Copy out all the records, word for word.

### SUPPLIED INFORMATION
------------------------------------------------------------

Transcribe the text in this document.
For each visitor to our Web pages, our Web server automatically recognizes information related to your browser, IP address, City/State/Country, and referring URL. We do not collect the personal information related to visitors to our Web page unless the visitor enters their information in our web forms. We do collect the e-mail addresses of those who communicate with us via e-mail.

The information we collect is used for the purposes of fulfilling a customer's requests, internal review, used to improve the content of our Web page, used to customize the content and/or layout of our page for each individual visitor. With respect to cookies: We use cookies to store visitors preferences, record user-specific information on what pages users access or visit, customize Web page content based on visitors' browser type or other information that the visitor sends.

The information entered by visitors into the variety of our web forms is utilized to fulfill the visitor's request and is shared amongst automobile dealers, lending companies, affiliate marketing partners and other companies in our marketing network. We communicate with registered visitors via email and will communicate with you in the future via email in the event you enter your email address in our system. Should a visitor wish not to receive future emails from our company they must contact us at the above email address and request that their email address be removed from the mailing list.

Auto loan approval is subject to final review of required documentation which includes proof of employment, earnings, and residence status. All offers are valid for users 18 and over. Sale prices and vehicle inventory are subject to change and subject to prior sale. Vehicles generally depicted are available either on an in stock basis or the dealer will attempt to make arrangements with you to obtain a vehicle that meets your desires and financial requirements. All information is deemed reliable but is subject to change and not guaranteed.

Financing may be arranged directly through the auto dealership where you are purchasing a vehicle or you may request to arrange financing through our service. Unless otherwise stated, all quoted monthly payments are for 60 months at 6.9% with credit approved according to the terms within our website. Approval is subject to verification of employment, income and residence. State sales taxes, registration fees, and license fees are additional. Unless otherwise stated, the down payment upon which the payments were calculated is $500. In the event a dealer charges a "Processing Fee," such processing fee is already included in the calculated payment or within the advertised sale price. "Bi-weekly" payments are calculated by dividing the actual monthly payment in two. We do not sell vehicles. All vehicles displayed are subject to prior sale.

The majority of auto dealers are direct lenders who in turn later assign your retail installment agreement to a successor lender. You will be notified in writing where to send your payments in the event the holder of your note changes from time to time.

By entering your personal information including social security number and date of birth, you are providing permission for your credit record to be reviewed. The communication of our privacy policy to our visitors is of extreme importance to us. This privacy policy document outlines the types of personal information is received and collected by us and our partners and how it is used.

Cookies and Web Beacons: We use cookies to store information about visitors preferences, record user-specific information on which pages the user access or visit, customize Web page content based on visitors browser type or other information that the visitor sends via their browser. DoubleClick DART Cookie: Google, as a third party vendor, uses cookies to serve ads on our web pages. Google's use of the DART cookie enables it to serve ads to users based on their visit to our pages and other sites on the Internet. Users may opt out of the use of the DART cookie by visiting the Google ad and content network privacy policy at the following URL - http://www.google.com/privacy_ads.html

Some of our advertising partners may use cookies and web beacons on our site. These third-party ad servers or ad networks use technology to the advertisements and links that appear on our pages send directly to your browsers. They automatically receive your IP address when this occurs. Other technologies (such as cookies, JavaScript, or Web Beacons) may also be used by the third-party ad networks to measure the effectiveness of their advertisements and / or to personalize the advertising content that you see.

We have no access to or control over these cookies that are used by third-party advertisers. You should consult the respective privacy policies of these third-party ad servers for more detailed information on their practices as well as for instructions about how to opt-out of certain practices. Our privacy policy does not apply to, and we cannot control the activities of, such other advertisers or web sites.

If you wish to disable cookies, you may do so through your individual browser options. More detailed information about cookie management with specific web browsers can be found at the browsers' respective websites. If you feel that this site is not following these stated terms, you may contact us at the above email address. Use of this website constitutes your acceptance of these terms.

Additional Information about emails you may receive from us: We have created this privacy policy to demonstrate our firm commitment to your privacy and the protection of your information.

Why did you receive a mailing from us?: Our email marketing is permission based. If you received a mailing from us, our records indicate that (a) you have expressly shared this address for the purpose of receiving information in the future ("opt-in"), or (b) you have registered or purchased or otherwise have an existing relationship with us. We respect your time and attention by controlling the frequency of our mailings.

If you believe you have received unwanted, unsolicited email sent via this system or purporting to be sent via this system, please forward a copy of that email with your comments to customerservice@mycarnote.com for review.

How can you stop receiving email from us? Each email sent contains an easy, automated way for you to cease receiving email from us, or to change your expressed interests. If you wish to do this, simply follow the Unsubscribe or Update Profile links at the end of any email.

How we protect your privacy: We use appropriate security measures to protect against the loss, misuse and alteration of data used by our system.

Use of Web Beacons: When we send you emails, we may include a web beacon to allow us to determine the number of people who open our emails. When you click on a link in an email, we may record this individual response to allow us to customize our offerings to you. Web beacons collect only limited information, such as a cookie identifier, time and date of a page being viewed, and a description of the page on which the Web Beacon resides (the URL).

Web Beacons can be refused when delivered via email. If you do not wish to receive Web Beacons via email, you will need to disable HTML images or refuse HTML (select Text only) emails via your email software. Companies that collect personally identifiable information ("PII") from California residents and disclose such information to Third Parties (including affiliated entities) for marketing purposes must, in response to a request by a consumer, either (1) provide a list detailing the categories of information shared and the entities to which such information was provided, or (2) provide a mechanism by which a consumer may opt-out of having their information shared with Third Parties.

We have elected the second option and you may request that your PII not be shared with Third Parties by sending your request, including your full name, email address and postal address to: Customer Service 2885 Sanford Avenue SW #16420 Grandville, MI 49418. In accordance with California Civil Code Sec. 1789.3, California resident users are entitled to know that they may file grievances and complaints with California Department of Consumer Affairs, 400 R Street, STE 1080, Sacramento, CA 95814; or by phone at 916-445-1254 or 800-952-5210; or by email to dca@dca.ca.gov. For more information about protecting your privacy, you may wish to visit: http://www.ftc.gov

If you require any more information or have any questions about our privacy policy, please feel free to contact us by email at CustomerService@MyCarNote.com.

------------------------------------------------------------

### REPLY
Transcribe the text in this document.
For each visitor to our Web pages, our Web server automatically recognizes information related to your browser, IP address, City/State/Country, and referring URL. We do not collect the personal information related to visitors to our Web page unless the visitor enters their information in our web forms. We do collect the e-mail addresses of those who communicate with us via e-mail.

The information we collect is used for the purposes of fulfilling a customer's requests, internal review, used to improve the content of our Web page, used to customize the content and/or layout of our page for each individual visitor. With respect to cookies: We use cookies to store visitors preferences, record user-specific information on what pages users access or visit, customize Web page content based on visitors' browser type or other information that the visitor sends.

The information entered by visitors into the variety of our web forms is utilized to fulfill the visitor's request and is shared amongst automobile dealers, lending companies, affiliate marketing partners and other companies in our marketing network. We communicate with registered visitors via email and will communicate with you in the future via email in the event you enter your email address in our system. Should a visitor wish not to receive future emails from our company they must contact us at the above email address and request that their email address be removed from the mailing list.

Auto loan approval is subject to final review of required documentation which includes proof of employment, earnings, and residence status. All offers are valid for users 18 and over. Sale prices and vehicle inventory are subject to change and subject to prior sale. Vehicles generally depicted are available either on an in stock basis or the dealer will attempt to make arrangements with you to obtain a vehicle that meets your desires and financial requirements. All information is deemed reliable but is subject to change and not guaranteed.

Financing may be arranged directly through the auto dealership where you are purchasing a vehicle or you may request to arrange financing through our service. Unless otherwise stated, all quoted monthly payments are for 60 months at 6.9% with credit approved according to the terms within our website. Approval is subject to verification of employment, income and residence. State sales taxes, registration fees, and license fees are additional. Unless otherwise stated, the down payment upon which the payments were calculated is $500. In the event a dealer charges a "Processing Fee," such processing fee is already included in the calculated payment or within the advertised sale price. "Bi-weekly" payments are calculated by dividing the actual monthly payment in two. We do not sell vehicles. All vehicles displayed are subject to prior sale.

The majority of auto dealers are direct lenders who in turn later assign your retail installment agreement to a successor lender. You will be notified in writing where to send your payments in the event the holder of your note changes from time to time.

By entering your personal information including social security number and date of birth, you are providing permission for your credit record to be reviewed. The communication of our privacy policy to our visitors is of extreme importance to us. This privacy policy document outlines the types of personal information is received and collected by us and our partners and how it is used.

Cookies and Web Beacons: We use cookies to store information about visitors preferences, record user-specific information on which pages the user access or visit, customize Web page content based on visitors browser type or other information that the visitor sends via their browser. DoubleClick DART Cookie: Google, as a third party vendor, uses cookies to serve ads on our web pages. Google's use of the DART cookie enables it to serve ads to users based on their visit to our pages and other sites on the Internet. Users may opt out of the use of the DART cookie by visiting the Google ad and content network privacy policy at the following URL - http://www.google.com/privacy_ads.html

Some of our advertising partners may use cookies and web beacons on our site. These third-party ad servers or ad networks use technology to the advertisements and links that appear on our pages send directly to your browsers. They automatically receive your IP address when this occurs. Other technologies (such as cookies, JavaScript, or Web Beacons) may also be used by the third-party ad networks to measure the effectiveness of their advertisements and / or to personalize the advertising content that you see.

We have no access to or control over these cookies that are used by third-party advertisers. You should consult the respective privacy policies of these third-party ad servers for more detailed information on their practices as well as for instructions about how to opt-out of certain practices. Our privacy policy does not apply to, and we cannot control the activities of, such other advertisers or web sites.

If you wish to disable cookies, you may do so through your individual browser options. More detailed information about cookie management with specific web browsers can be found at the browsers' respective websites. If you feel that this site is not following these stated terms, you may contact us at the above email address. Use of this website constitutes your acceptance of these terms.

Additional Information about emails you may receive from us: We have created this privacy policy to demonstrate our firm commitment to your privacy and the protection of your information.

Why did you receive a mailing from us?: Our email marketing is permission based. If you received a mailing from us, our records indicate that (a) you have expressly shared this address for the purpose of receiving information in the future ("opt-in"), or (b) you have registered or purchased or otherwise have an existing relationship with us. We respect your time and attention by controlling the frequency of our mailings.

If you believe you have received unwanted, unsolicited email sent via this system or purporting to be sent via this system, please forward a copy of that email with your comments to customerservice@mycarnote.com for review.

How can you stop receiving email from us? Each email sent contains an easy, automated way for you to cease receiving email from us, or to change your expressed interests. If you wish to do this, simply follow the Unsubscribe or Update Profile links at the end of any email.

How we protect your privacy: We use appropriate security measures to protect against the loss, misuse and alteration of data used by our system.

Use of Web Beacons: When we send you emails, we may include a web beacon to allow us to determine the number of people who open our emails. When you click on a link in an email, we may record this individual response to allow us to customize our offerings to you. Web beacons collect only limited information, such as a cookie identifier, time and date of a page being viewed, and a description of the page on which the Web Beacon resides (the URL).

Web Beacons can be refused when delivered via email. If you do not wish to receive Web Beacons via email, you will need to disable HTML images or refuse HTML (select Text only) emails via your email software. Companies that collect personally identifiable information ("PII") from California residents and disclose such information to Third Parties (including affiliated entities) for marketing purposes must, in response to a request by a consumer, either (1) provide a list detailing the categories of information shared and the entities to which such information was provided, or (2) provide a mechanism by which a consumer may opt-out of having their information shared with Third Parties.

We have elected the second option and you may request that your PII not be shared with Third Parties by sending your request, including your full name, email address and postal address to: Customer Service 2885 Sanford Avenue SW #16420 Grandville, MI 49418. In accordance with California Civil Code Sec. 1789.3, California resident users are entitled to know that they may file grievances and complaints with California Department of Consumer Affairs, 400 R Street, STE 1080, Sacramento, CA 95814; or by phone at 916-445-1254 or 800-952-5210; or by email to dca@dca.ca.gov. For more information about protecting your privacy, you may wish to visit: http://www.ftc.gov

If you require any more information or have any questions about our privacy policy, please feel free to contact us by email at CustomerService@MyCarNote.com.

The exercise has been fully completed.